Data entries for graphics
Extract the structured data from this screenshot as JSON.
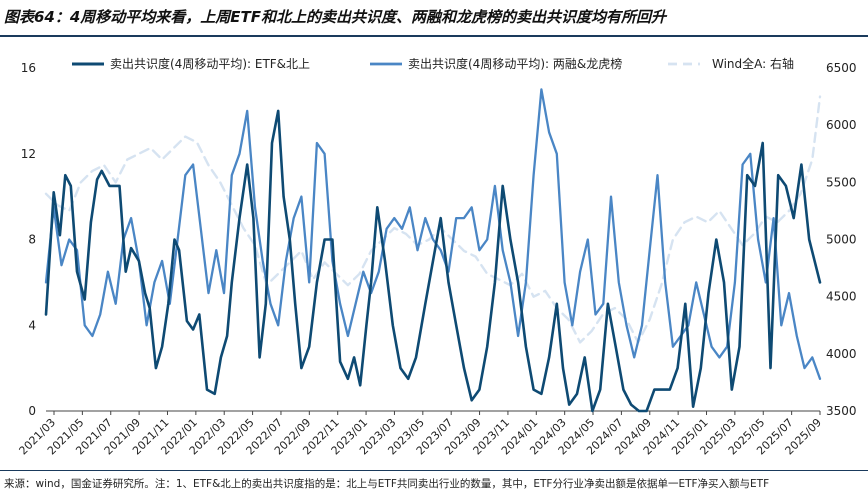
{
  "title": "图表64：4周移动平均来看，上周ETF和北上的卖出共识度、两融和龙虎榜的卖出共识度均有所回升",
  "source": "来源：wind，国金证券研究所。注：1、ETF&北上的卖出共识度指的是：北上与ETF共同卖出行业的数量，其中，ETF分行业净卖出额是依据单一ETF净买入额与ETF",
  "colors": {
    "etf": "#0e4a73",
    "margin": "#4a86c5",
    "wind": "#d6e3f1",
    "rule": "#1a3a5c"
  },
  "chart_data": {
    "type": "line",
    "title": "4周移动平均来看，上周ETF和北上的卖出共识度、两融和龙虎榜的卖出共识度均有所回升",
    "legend_position": "top",
    "y_left": {
      "min": 0,
      "max": 16,
      "ticks": [
        "0",
        "4",
        "8",
        "12",
        "16"
      ]
    },
    "y_right": {
      "min": 3500,
      "max": 6500,
      "ticks": [
        "3500",
        "4000",
        "4500",
        "5000",
        "5500",
        "6000",
        "6500"
      ],
      "label": "右轴"
    },
    "x_ticks": [
      "2021/03",
      "2021/05",
      "2021/07",
      "2021/09",
      "2021/11",
      "2022/01",
      "2022/03",
      "2022/05",
      "2022/07",
      "2022/09",
      "2022/11",
      "2023/01",
      "2023/03",
      "2023/05",
      "2023/07",
      "2023/09",
      "2023/11",
      "2024/01",
      "2024/03",
      "2024/05",
      "2024/07",
      "2024/09",
      "2024/11",
      "2025/01",
      "2025/03",
      "2025/05",
      "2025/07",
      "2025/09"
    ],
    "x_range": [
      0,
      1
    ],
    "series": [
      {
        "name": "卖出共识度(4周移动平均): ETF&北上",
        "axis": "left",
        "key": "etf",
        "x": [
          0.0,
          0.01,
          0.018,
          0.025,
          0.032,
          0.04,
          0.05,
          0.058,
          0.066,
          0.072,
          0.082,
          0.095,
          0.103,
          0.11,
          0.12,
          0.128,
          0.134,
          0.142,
          0.15,
          0.158,
          0.166,
          0.172,
          0.182,
          0.19,
          0.198,
          0.208,
          0.218,
          0.226,
          0.234,
          0.24,
          0.25,
          0.26,
          0.268,
          0.276,
          0.284,
          0.292,
          0.3,
          0.307,
          0.315,
          0.322,
          0.33,
          0.34,
          0.35,
          0.36,
          0.37,
          0.38,
          0.39,
          0.398,
          0.406,
          0.414,
          0.42,
          0.428,
          0.438,
          0.448,
          0.458,
          0.468,
          0.478,
          0.49,
          0.5,
          0.51,
          0.52,
          0.53,
          0.54,
          0.55,
          0.56,
          0.57,
          0.58,
          0.59,
          0.6,
          0.61,
          0.62,
          0.63,
          0.64,
          0.65,
          0.66,
          0.668,
          0.676,
          0.686,
          0.696,
          0.706,
          0.716,
          0.726,
          0.736,
          0.746,
          0.756,
          0.766,
          0.776,
          0.786,
          0.796,
          0.806,
          0.816,
          0.826,
          0.836,
          0.846,
          0.856,
          0.866,
          0.876,
          0.886,
          0.896,
          0.906,
          0.916,
          0.926,
          0.936,
          0.946,
          0.956,
          0.966,
          0.976,
          0.986,
          1.0
        ],
        "y": [
          4.5,
          10.2,
          8.2,
          11.0,
          10.5,
          6.5,
          5.2,
          8.8,
          10.8,
          11.2,
          10.5,
          10.5,
          6.5,
          7.6,
          7.0,
          5.5,
          4.8,
          2.0,
          3.0,
          5.0,
          8.0,
          7.5,
          4.2,
          3.8,
          4.5,
          1.0,
          0.8,
          2.5,
          3.5,
          6.0,
          9.0,
          11.5,
          9.0,
          2.5,
          5.0,
          12.5,
          14.0,
          10.0,
          8.0,
          5.0,
          2.0,
          3.0,
          6.0,
          8.0,
          8.0,
          2.3,
          1.5,
          2.5,
          1.2,
          4.0,
          6.0,
          9.5,
          7.0,
          4.0,
          2.0,
          1.5,
          2.5,
          5.0,
          7.0,
          9.0,
          6.0,
          4.0,
          2.0,
          0.5,
          1.0,
          3.0,
          6.0,
          10.5,
          8.0,
          6.0,
          3.0,
          1.0,
          0.8,
          2.5,
          5.0,
          2.0,
          0.3,
          0.8,
          2.5,
          0.0,
          1.0,
          5.0,
          3.0,
          1.0,
          0.3,
          0.0,
          0.0,
          1.0,
          1.0,
          1.0,
          2.0,
          5.0,
          0.2,
          2.0,
          5.5,
          8.0,
          6.0,
          1.0,
          3.0,
          11.0,
          10.5,
          12.5,
          2.0,
          11.0,
          10.5,
          9.0,
          11.5,
          8.0,
          6.0
        ]
      },
      {
        "name": "卖出共识度(4周移动平均): 两融&龙虎榜",
        "axis": "left",
        "key": "margin",
        "x": [
          0.0,
          0.01,
          0.02,
          0.03,
          0.04,
          0.05,
          0.06,
          0.07,
          0.08,
          0.09,
          0.1,
          0.11,
          0.12,
          0.13,
          0.14,
          0.15,
          0.16,
          0.17,
          0.18,
          0.19,
          0.2,
          0.21,
          0.22,
          0.23,
          0.24,
          0.25,
          0.26,
          0.27,
          0.28,
          0.29,
          0.3,
          0.31,
          0.32,
          0.33,
          0.34,
          0.35,
          0.36,
          0.37,
          0.38,
          0.39,
          0.4,
          0.41,
          0.42,
          0.43,
          0.44,
          0.45,
          0.46,
          0.47,
          0.48,
          0.49,
          0.5,
          0.51,
          0.52,
          0.53,
          0.54,
          0.55,
          0.56,
          0.57,
          0.58,
          0.59,
          0.6,
          0.61,
          0.62,
          0.63,
          0.64,
          0.65,
          0.66,
          0.67,
          0.68,
          0.69,
          0.7,
          0.71,
          0.72,
          0.73,
          0.74,
          0.75,
          0.76,
          0.77,
          0.78,
          0.79,
          0.8,
          0.81,
          0.82,
          0.83,
          0.84,
          0.85,
          0.86,
          0.87,
          0.88,
          0.89,
          0.9,
          0.91,
          0.92,
          0.93,
          0.94,
          0.95,
          0.96,
          0.97,
          0.98,
          0.99,
          1.0
        ],
        "y": [
          6.0,
          9.5,
          6.8,
          8.0,
          7.5,
          4.0,
          3.5,
          4.5,
          6.5,
          5.0,
          8.0,
          9.0,
          7.0,
          4.0,
          6.0,
          7.0,
          5.0,
          8.0,
          11.0,
          11.5,
          8.5,
          5.5,
          7.5,
          5.5,
          11.0,
          12.0,
          14.0,
          9.5,
          7.0,
          5.0,
          4.0,
          7.0,
          9.0,
          10.0,
          6.0,
          12.5,
          12.0,
          7.0,
          5.0,
          3.5,
          5.0,
          6.5,
          5.5,
          6.5,
          8.5,
          9.0,
          8.5,
          9.5,
          7.5,
          9.0,
          8.0,
          7.5,
          6.5,
          9.0,
          9.0,
          9.5,
          7.5,
          8.0,
          10.5,
          7.5,
          6.0,
          3.5,
          6.0,
          11.0,
          15.0,
          13.0,
          12.0,
          6.0,
          4.0,
          6.5,
          8.0,
          4.5,
          5.0,
          10.0,
          6.0,
          4.0,
          2.5,
          4.0,
          7.5,
          11.0,
          6.0,
          3.0,
          3.5,
          4.0,
          6.0,
          4.5,
          3.0,
          2.5,
          3.0,
          6.0,
          11.5,
          12.0,
          8.0,
          6.0,
          9.0,
          4.0,
          5.5,
          3.5,
          2.0,
          2.5,
          1.5
        ]
      },
      {
        "name": "Wind全A: 右轴",
        "axis": "right",
        "key": "wind",
        "x": [
          0.0,
          0.015,
          0.03,
          0.045,
          0.06,
          0.075,
          0.09,
          0.105,
          0.12,
          0.135,
          0.15,
          0.165,
          0.18,
          0.195,
          0.21,
          0.225,
          0.24,
          0.255,
          0.27,
          0.285,
          0.3,
          0.315,
          0.33,
          0.345,
          0.36,
          0.375,
          0.39,
          0.405,
          0.42,
          0.435,
          0.45,
          0.465,
          0.48,
          0.495,
          0.51,
          0.525,
          0.54,
          0.555,
          0.57,
          0.585,
          0.6,
          0.615,
          0.63,
          0.645,
          0.66,
          0.675,
          0.69,
          0.705,
          0.72,
          0.735,
          0.75,
          0.765,
          0.78,
          0.795,
          0.81,
          0.825,
          0.84,
          0.855,
          0.87,
          0.885,
          0.9,
          0.915,
          0.93,
          0.945,
          0.96,
          0.975,
          0.99,
          1.0
        ],
        "y": [
          5400,
          5300,
          5250,
          5500,
          5600,
          5650,
          5500,
          5700,
          5750,
          5800,
          5700,
          5800,
          5900,
          5850,
          5650,
          5500,
          5300,
          5100,
          4950,
          4600,
          4700,
          4800,
          4900,
          4650,
          4800,
          4700,
          4600,
          4700,
          4900,
          5000,
          5100,
          5050,
          4950,
          5000,
          5100,
          5000,
          4900,
          4850,
          4700,
          4650,
          4600,
          4700,
          4500,
          4550,
          4400,
          4300,
          4100,
          4200,
          4350,
          4400,
          4300,
          4100,
          4300,
          4600,
          5000,
          5150,
          5200,
          5150,
          5250,
          5100,
          4950,
          5050,
          5200,
          5150,
          5250,
          5400,
          5700,
          6250
        ]
      }
    ]
  }
}
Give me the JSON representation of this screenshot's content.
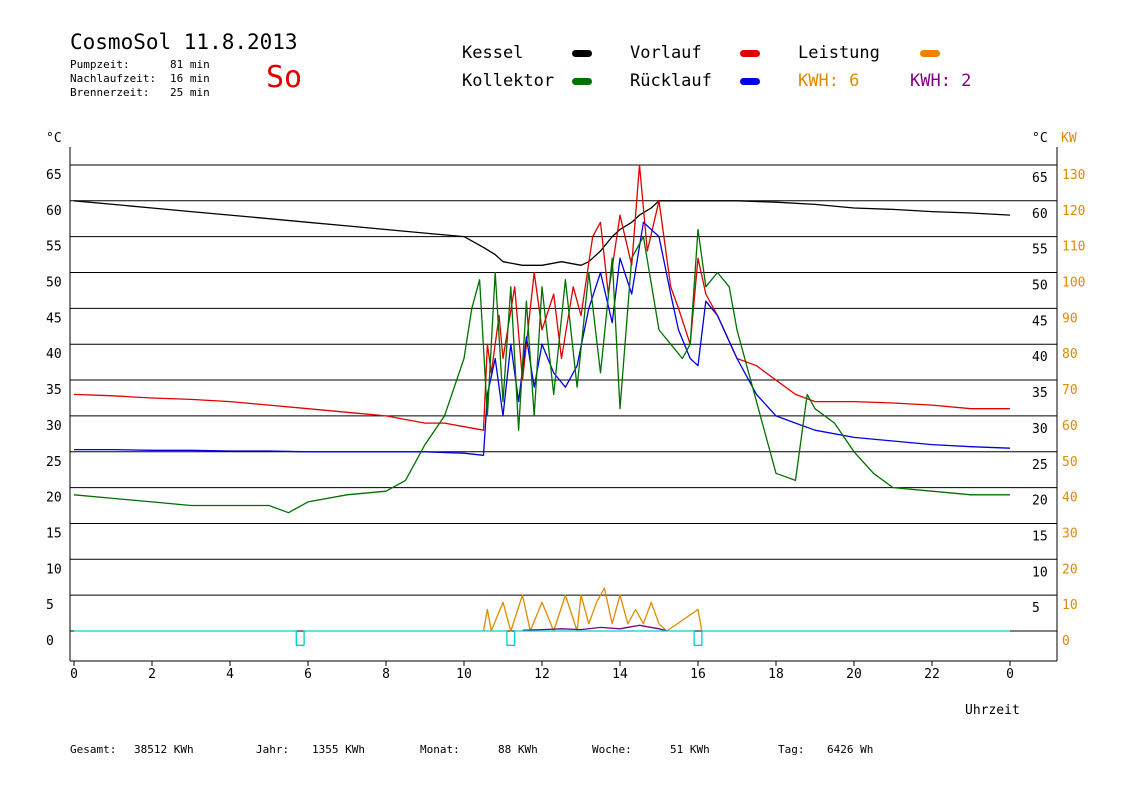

• Description of the task
Filter the records for lines holding the string "上周ETF和北上的卖出共识度". Copy each one.

• Solution
  "title": "图表64：4周移动平均来看，上周ETF和北上的卖出共识度、两融和龙虎榜的卖出共识度均有所回升",
    "title": "4周移动平均来看，上周ETF和北上的卖出共识度、两融和龙虎榜的卖出共识度均有所回升",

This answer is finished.